▶ _Stated problem_:
Report only how many lines of the entries below contain the string "fill".

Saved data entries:
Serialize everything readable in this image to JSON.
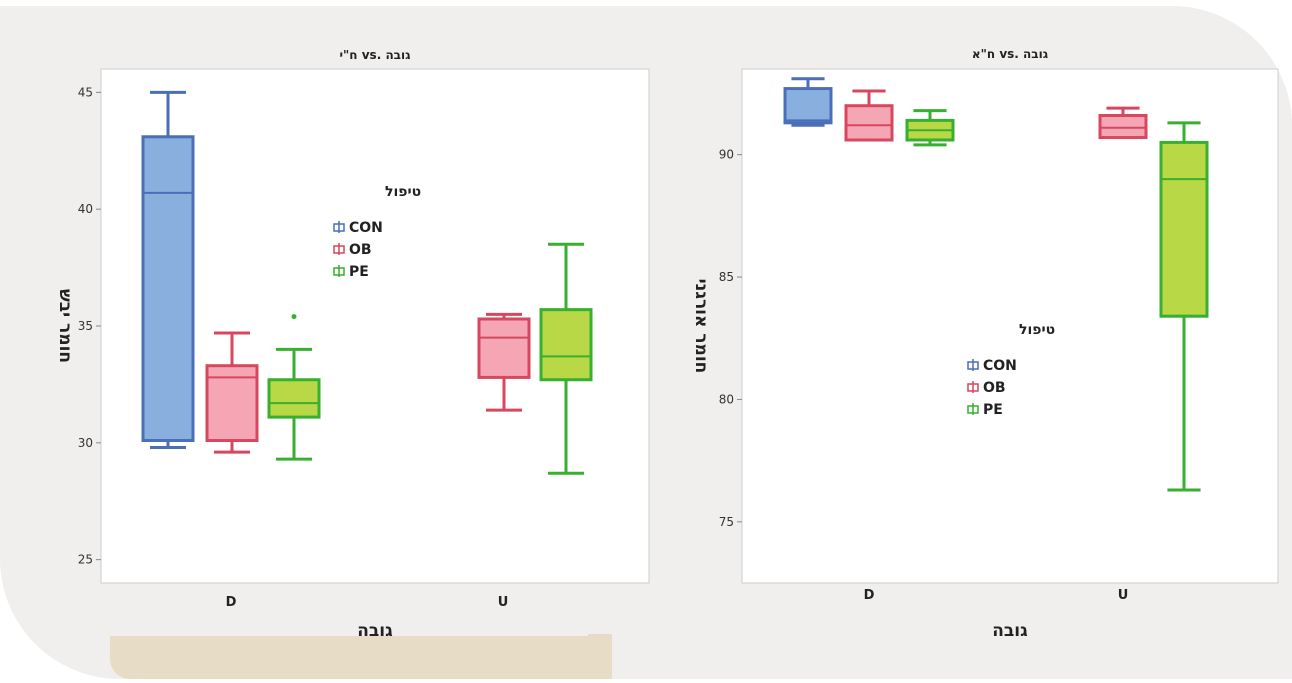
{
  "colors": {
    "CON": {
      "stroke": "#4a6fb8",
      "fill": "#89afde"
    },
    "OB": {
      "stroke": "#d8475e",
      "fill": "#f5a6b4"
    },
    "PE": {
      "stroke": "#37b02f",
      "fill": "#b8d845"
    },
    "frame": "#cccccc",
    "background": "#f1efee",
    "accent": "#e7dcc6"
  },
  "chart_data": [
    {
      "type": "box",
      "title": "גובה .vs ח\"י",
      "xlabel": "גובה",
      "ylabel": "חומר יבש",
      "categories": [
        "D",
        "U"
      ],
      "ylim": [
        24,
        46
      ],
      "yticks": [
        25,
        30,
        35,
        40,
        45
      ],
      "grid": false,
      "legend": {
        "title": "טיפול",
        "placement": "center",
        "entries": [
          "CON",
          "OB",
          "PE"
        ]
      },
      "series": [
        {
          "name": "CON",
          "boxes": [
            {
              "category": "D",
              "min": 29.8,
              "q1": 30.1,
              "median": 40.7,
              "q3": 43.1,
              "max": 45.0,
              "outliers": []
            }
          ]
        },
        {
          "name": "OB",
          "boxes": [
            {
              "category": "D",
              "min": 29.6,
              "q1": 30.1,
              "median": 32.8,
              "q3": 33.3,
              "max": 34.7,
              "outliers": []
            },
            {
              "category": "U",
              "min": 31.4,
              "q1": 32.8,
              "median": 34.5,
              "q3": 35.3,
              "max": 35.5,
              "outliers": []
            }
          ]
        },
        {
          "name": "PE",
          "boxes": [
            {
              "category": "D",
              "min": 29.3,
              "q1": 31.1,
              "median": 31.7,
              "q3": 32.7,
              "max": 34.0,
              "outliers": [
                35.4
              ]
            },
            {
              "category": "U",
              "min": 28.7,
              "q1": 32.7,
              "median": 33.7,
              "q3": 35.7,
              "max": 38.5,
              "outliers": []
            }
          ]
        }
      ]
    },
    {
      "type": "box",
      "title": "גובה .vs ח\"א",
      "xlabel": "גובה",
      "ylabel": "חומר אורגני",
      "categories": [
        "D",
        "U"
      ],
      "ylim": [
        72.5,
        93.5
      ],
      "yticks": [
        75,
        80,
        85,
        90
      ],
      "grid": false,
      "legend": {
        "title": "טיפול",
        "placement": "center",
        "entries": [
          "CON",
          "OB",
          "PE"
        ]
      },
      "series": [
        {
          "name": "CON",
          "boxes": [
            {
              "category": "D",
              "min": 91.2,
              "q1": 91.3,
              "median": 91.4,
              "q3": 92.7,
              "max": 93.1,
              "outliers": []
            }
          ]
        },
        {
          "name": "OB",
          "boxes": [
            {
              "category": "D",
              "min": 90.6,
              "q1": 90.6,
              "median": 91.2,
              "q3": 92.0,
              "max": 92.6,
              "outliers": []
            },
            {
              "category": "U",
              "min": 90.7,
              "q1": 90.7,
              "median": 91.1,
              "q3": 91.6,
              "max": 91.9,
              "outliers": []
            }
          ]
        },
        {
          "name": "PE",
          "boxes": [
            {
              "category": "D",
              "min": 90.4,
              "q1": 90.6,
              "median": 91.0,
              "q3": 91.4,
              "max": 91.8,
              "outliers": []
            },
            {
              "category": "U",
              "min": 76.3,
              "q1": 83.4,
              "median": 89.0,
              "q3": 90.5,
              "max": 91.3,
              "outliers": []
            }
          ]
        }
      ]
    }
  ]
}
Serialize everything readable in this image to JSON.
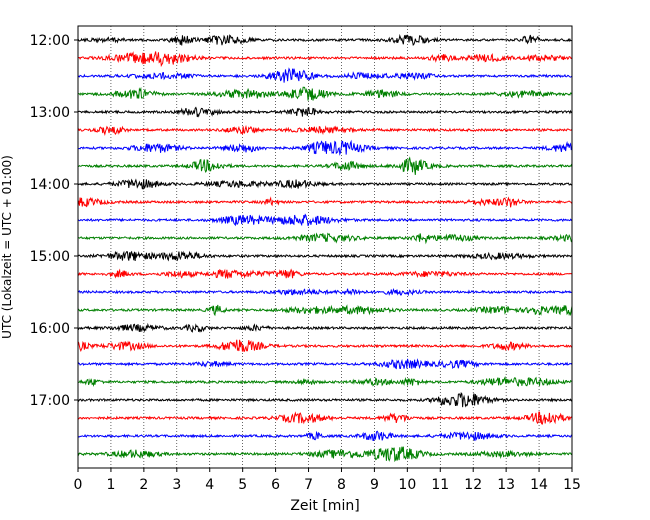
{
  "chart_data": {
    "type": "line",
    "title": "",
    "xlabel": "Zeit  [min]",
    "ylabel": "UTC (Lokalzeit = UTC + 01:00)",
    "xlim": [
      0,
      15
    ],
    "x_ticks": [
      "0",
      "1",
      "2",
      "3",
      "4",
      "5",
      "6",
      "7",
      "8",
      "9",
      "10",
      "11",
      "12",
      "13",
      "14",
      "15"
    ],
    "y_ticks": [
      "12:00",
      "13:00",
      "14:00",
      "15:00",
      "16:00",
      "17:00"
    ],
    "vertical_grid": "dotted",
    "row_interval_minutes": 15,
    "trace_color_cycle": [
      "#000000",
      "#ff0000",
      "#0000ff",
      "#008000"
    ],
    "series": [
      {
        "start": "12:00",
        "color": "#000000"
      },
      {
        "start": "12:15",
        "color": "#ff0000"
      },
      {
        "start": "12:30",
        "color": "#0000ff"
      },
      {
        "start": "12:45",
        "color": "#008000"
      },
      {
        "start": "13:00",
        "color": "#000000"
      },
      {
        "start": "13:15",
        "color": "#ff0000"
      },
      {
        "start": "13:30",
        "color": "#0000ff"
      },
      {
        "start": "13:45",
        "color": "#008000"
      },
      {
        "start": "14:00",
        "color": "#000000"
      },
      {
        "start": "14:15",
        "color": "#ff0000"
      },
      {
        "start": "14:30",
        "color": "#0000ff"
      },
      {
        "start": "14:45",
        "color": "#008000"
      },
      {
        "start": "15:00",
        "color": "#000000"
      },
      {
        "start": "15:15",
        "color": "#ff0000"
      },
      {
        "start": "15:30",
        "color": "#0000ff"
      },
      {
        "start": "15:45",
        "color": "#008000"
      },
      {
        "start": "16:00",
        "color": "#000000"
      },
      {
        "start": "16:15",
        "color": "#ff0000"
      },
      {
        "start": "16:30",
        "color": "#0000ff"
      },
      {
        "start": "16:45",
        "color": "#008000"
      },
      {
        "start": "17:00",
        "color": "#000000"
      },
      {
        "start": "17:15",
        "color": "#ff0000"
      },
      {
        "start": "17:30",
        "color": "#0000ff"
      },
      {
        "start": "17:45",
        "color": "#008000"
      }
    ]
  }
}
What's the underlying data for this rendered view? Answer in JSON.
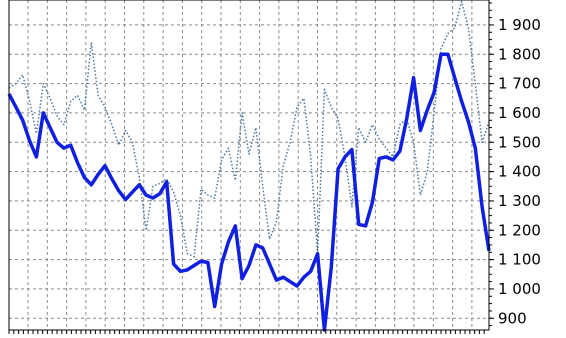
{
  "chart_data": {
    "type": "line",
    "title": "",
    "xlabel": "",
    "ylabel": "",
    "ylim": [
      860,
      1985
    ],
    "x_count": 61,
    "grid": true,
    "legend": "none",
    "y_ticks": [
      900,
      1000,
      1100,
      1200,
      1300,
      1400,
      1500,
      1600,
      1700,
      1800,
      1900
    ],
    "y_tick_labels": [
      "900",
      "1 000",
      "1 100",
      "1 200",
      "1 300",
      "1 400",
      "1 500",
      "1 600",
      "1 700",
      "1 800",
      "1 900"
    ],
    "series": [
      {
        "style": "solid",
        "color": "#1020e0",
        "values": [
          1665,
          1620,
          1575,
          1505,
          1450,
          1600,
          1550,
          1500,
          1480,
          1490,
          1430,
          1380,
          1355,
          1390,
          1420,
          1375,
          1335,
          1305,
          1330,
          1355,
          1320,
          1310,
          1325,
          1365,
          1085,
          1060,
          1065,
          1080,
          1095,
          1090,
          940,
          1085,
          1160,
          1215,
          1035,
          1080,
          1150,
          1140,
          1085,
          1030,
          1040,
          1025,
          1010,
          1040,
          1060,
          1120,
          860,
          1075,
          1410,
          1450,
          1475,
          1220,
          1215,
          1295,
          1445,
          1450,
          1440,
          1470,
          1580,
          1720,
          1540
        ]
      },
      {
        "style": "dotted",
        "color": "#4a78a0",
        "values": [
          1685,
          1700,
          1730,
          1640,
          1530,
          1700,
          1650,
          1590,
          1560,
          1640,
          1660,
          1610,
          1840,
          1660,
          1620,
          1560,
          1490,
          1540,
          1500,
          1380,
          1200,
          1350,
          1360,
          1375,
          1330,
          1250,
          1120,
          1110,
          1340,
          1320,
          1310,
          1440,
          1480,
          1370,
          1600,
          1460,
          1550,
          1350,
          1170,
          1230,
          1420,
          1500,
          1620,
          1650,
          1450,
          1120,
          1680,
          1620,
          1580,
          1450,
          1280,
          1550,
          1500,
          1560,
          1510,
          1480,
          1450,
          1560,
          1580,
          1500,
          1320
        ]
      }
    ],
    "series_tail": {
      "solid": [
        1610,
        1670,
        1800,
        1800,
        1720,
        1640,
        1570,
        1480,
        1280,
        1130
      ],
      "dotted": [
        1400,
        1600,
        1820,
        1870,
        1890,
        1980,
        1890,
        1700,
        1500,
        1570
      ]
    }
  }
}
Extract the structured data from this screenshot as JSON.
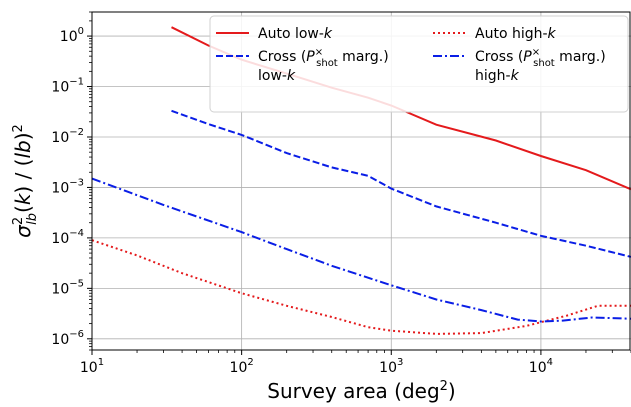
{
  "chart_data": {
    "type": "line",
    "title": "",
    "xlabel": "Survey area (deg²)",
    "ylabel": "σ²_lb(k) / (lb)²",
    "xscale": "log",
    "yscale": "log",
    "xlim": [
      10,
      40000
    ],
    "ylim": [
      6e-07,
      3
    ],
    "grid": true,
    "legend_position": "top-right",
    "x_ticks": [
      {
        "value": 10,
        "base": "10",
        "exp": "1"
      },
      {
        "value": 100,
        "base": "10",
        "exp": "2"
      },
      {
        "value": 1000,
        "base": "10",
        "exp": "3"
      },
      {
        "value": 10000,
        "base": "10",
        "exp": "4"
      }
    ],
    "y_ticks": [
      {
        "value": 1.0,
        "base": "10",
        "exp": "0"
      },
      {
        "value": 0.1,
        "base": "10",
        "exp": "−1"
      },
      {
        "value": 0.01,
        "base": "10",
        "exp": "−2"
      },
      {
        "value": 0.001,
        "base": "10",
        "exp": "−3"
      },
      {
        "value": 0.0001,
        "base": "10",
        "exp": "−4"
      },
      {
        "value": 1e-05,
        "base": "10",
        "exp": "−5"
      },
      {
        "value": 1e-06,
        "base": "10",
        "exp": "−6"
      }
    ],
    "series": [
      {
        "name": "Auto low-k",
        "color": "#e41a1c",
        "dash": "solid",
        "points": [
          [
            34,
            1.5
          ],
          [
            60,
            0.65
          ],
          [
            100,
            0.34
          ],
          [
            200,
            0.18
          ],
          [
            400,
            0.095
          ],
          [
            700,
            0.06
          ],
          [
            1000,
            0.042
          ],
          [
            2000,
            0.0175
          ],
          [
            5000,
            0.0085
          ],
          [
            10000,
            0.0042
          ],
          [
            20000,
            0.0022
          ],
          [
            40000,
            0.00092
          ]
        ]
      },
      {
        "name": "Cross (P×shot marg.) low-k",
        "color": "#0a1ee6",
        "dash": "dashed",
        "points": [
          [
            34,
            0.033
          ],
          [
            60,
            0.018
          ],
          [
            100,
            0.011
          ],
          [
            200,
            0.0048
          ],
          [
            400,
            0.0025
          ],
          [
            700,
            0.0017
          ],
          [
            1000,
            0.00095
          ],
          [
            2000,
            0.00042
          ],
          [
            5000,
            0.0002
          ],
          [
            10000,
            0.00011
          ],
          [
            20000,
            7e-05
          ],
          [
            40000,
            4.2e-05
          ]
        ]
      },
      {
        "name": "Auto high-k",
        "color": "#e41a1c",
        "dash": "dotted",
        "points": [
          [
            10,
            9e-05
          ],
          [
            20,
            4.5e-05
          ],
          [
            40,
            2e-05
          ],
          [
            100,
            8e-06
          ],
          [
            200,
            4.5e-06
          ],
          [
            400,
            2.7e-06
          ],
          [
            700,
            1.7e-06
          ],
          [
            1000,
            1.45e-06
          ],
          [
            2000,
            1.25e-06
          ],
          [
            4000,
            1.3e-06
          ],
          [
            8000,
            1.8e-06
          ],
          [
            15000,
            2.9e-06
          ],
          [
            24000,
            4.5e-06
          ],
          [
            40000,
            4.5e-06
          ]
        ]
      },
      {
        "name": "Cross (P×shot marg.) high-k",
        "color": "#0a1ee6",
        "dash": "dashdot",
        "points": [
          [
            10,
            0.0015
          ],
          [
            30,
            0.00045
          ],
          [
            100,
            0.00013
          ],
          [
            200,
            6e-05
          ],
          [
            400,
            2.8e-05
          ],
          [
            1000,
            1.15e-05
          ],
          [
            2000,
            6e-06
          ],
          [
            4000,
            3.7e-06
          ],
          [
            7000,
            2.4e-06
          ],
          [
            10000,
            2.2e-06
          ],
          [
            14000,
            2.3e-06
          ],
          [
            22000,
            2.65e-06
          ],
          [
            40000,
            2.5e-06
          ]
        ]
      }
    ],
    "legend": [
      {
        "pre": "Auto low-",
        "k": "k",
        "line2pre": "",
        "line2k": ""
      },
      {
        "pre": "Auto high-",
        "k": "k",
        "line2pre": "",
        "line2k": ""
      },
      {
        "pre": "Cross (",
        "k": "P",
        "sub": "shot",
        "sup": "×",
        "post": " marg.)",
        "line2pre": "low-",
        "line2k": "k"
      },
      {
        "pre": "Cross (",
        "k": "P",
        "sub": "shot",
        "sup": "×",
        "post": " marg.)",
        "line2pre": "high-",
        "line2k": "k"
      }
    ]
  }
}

▶ _Answer to this exercise_:
3